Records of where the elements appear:
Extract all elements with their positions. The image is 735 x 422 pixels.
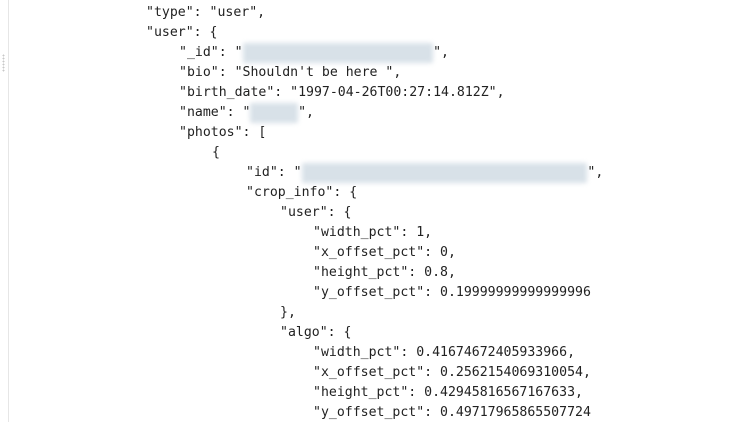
json-text: "user": { bbox=[146, 25, 218, 40]
json-text: "y_offset_pct": 0.19999999999999996 bbox=[313, 285, 591, 300]
json-text: "type": "user", bbox=[146, 5, 266, 20]
json-line: "height_pct": 0.8, bbox=[313, 263, 456, 283]
json-line: "birth_date": "1997-04-26T00:27:14.812Z"… bbox=[179, 83, 505, 103]
json-line: "name": "Linsey", bbox=[179, 103, 314, 123]
json-text: "x_offset_pct": 0.2562154069310054, bbox=[313, 365, 591, 380]
json-line: "user": { bbox=[146, 23, 217, 43]
json-text: "photos": [ bbox=[179, 125, 267, 140]
json-text: "width_pct": 0.41674672405933966, bbox=[313, 345, 576, 360]
json-line: "_id": "5e0fa0811be0000c00af2bd7", bbox=[179, 43, 449, 63]
json-text: "height_pct": 0.8, bbox=[313, 265, 456, 280]
json-text: "x_offset_pct": 0, bbox=[313, 245, 456, 260]
json-text: "bio": "Shouldn't be here ", bbox=[179, 65, 402, 80]
json-text: "width_pct": 1, bbox=[313, 225, 433, 240]
json-line: "photos": [ bbox=[179, 123, 266, 143]
json-line: { bbox=[212, 143, 220, 163]
left-gutter[interactable] bbox=[0, 0, 9, 422]
json-text: ", bbox=[587, 165, 604, 180]
json-text: ", bbox=[298, 105, 314, 120]
json-text: "birth_date": "1997-04-26T00:27:14.812Z"… bbox=[179, 85, 505, 100]
json-line: "crop_info": { bbox=[246, 183, 357, 203]
json-text: "_id": " bbox=[179, 45, 243, 60]
json-line: "x_offset_pct": 0.2562154069310054, bbox=[313, 363, 591, 383]
redacted-value: 5e0fa0811be0000c00af2bd7 bbox=[242, 43, 434, 63]
json-text: "user": { bbox=[280, 205, 352, 220]
json-text: "id": " bbox=[246, 165, 302, 180]
resize-grip-icon[interactable] bbox=[2, 54, 5, 72]
json-line: "y_offset_pct": 0.49717965865507724 bbox=[313, 403, 591, 422]
json-text: "algo": { bbox=[280, 325, 352, 340]
redacted-value: 07f3e64d-cdca-4db3-81d4-313fcc9072f9 bbox=[301, 163, 588, 183]
json-text: "name": " bbox=[179, 105, 251, 120]
json-line: "width_pct": 1, bbox=[313, 223, 432, 243]
json-viewer: "type": "user", "user": { "_id": "5e0fa081… bbox=[0, 0, 735, 422]
json-text: }, bbox=[280, 305, 296, 320]
json-line: }, bbox=[280, 303, 296, 323]
redacted-value: Linsey bbox=[250, 103, 299, 123]
json-line: "id": "07f3e64d-cdca-4db3-81d4-313fcc907… bbox=[246, 163, 603, 183]
json-text: ", bbox=[433, 45, 449, 60]
json-line: "y_offset_pct": 0.19999999999999996 bbox=[313, 283, 591, 303]
json-text: "crop_info": { bbox=[246, 185, 358, 200]
json-line: "height_pct": 0.42945816567167633, bbox=[313, 383, 583, 403]
json-text: "height_pct": 0.42945816567167633, bbox=[313, 385, 583, 400]
json-line: "bio": "Shouldn't be here ", bbox=[179, 63, 401, 83]
json-text: { bbox=[212, 145, 220, 160]
json-line: "x_offset_pct": 0, bbox=[313, 243, 456, 263]
json-line: "width_pct": 0.41674672405933966, bbox=[313, 343, 575, 363]
json-line: "type": "user", bbox=[146, 3, 265, 23]
json-line: "user": { bbox=[280, 203, 351, 223]
json-text: "y_offset_pct": 0.49717965865507724 bbox=[313, 405, 591, 420]
json-line: "algo": { bbox=[280, 323, 351, 343]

== EXERCISE AIM ==
Reproduce every one of the lines above without any change, but omit the picture from your answer.

== EXERCISE RESPONSE ==
Extract all elements with their positions. The image is 735 x 422 pixels.
json-text: "user": { bbox=[146, 25, 218, 40]
json-text: "y_offset_pct": 0.19999999999999996 bbox=[313, 285, 591, 300]
json-text: "type": "user", bbox=[146, 5, 266, 20]
json-line: "height_pct": 0.8, bbox=[313, 263, 456, 283]
json-line: "birth_date": "1997-04-26T00:27:14.812Z"… bbox=[179, 83, 505, 103]
json-line: "name": "Linsey", bbox=[179, 103, 314, 123]
json-text: "x_offset_pct": 0.2562154069310054, bbox=[313, 365, 591, 380]
json-line: "user": { bbox=[146, 23, 217, 43]
json-text: "photos": [ bbox=[179, 125, 267, 140]
json-text: "width_pct": 0.41674672405933966, bbox=[313, 345, 576, 360]
json-line: "_id": "5e0fa0811be0000c00af2bd7", bbox=[179, 43, 449, 63]
json-text: "height_pct": 0.8, bbox=[313, 265, 456, 280]
json-text: "x_offset_pct": 0, bbox=[313, 245, 456, 260]
json-text: "bio": "Shouldn't be here ", bbox=[179, 65, 402, 80]
json-text: "width_pct": 1, bbox=[313, 225, 433, 240]
json-line: "photos": [ bbox=[179, 123, 266, 143]
json-line: { bbox=[212, 143, 220, 163]
left-gutter[interactable] bbox=[0, 0, 9, 422]
json-text: ", bbox=[587, 165, 604, 180]
json-text: ", bbox=[298, 105, 314, 120]
json-text: "birth_date": "1997-04-26T00:27:14.812Z"… bbox=[179, 85, 505, 100]
json-line: "crop_info": { bbox=[246, 183, 357, 203]
json-text: "_id": " bbox=[179, 45, 243, 60]
json-line: "x_offset_pct": 0.2562154069310054, bbox=[313, 363, 591, 383]
redacted-value: 5e0fa0811be0000c00af2bd7 bbox=[242, 43, 434, 63]
json-text: "user": { bbox=[280, 205, 352, 220]
json-text: "id": " bbox=[246, 165, 302, 180]
resize-grip-icon[interactable] bbox=[2, 54, 5, 72]
json-line: "y_offset_pct": 0.49717965865507724 bbox=[313, 403, 591, 422]
json-text: "algo": { bbox=[280, 325, 352, 340]
redacted-value: 07f3e64d-cdca-4db3-81d4-313fcc9072f9 bbox=[301, 163, 588, 183]
json-text: "name": " bbox=[179, 105, 251, 120]
json-line: "width_pct": 1, bbox=[313, 223, 432, 243]
json-viewer: "type": "user", "user": { "_id": "5e0fa081… bbox=[0, 0, 735, 422]
json-text: }, bbox=[280, 305, 296, 320]
json-line: }, bbox=[280, 303, 296, 323]
redacted-value: Linsey bbox=[250, 103, 299, 123]
json-line: "id": "07f3e64d-cdca-4db3-81d4-313fcc907… bbox=[246, 163, 603, 183]
json-text: ", bbox=[433, 45, 449, 60]
json-line: "y_offset_pct": 0.19999999999999996 bbox=[313, 283, 591, 303]
json-text: "crop_info": { bbox=[246, 185, 358, 200]
json-line: "height_pct": 0.42945816567167633, bbox=[313, 383, 583, 403]
json-text: "height_pct": 0.42945816567167633, bbox=[313, 385, 583, 400]
json-line: "bio": "Shouldn't be here ", bbox=[179, 63, 401, 83]
json-text: { bbox=[212, 145, 220, 160]
json-line: "x_offset_pct": 0, bbox=[313, 243, 456, 263]
json-line: "width_pct": 0.41674672405933966, bbox=[313, 343, 575, 363]
json-line: "type": "user", bbox=[146, 3, 265, 23]
json-line: "user": { bbox=[280, 203, 351, 223]
json-text: "y_offset_pct": 0.49717965865507724 bbox=[313, 405, 591, 420]
json-line: "algo": { bbox=[280, 323, 351, 343]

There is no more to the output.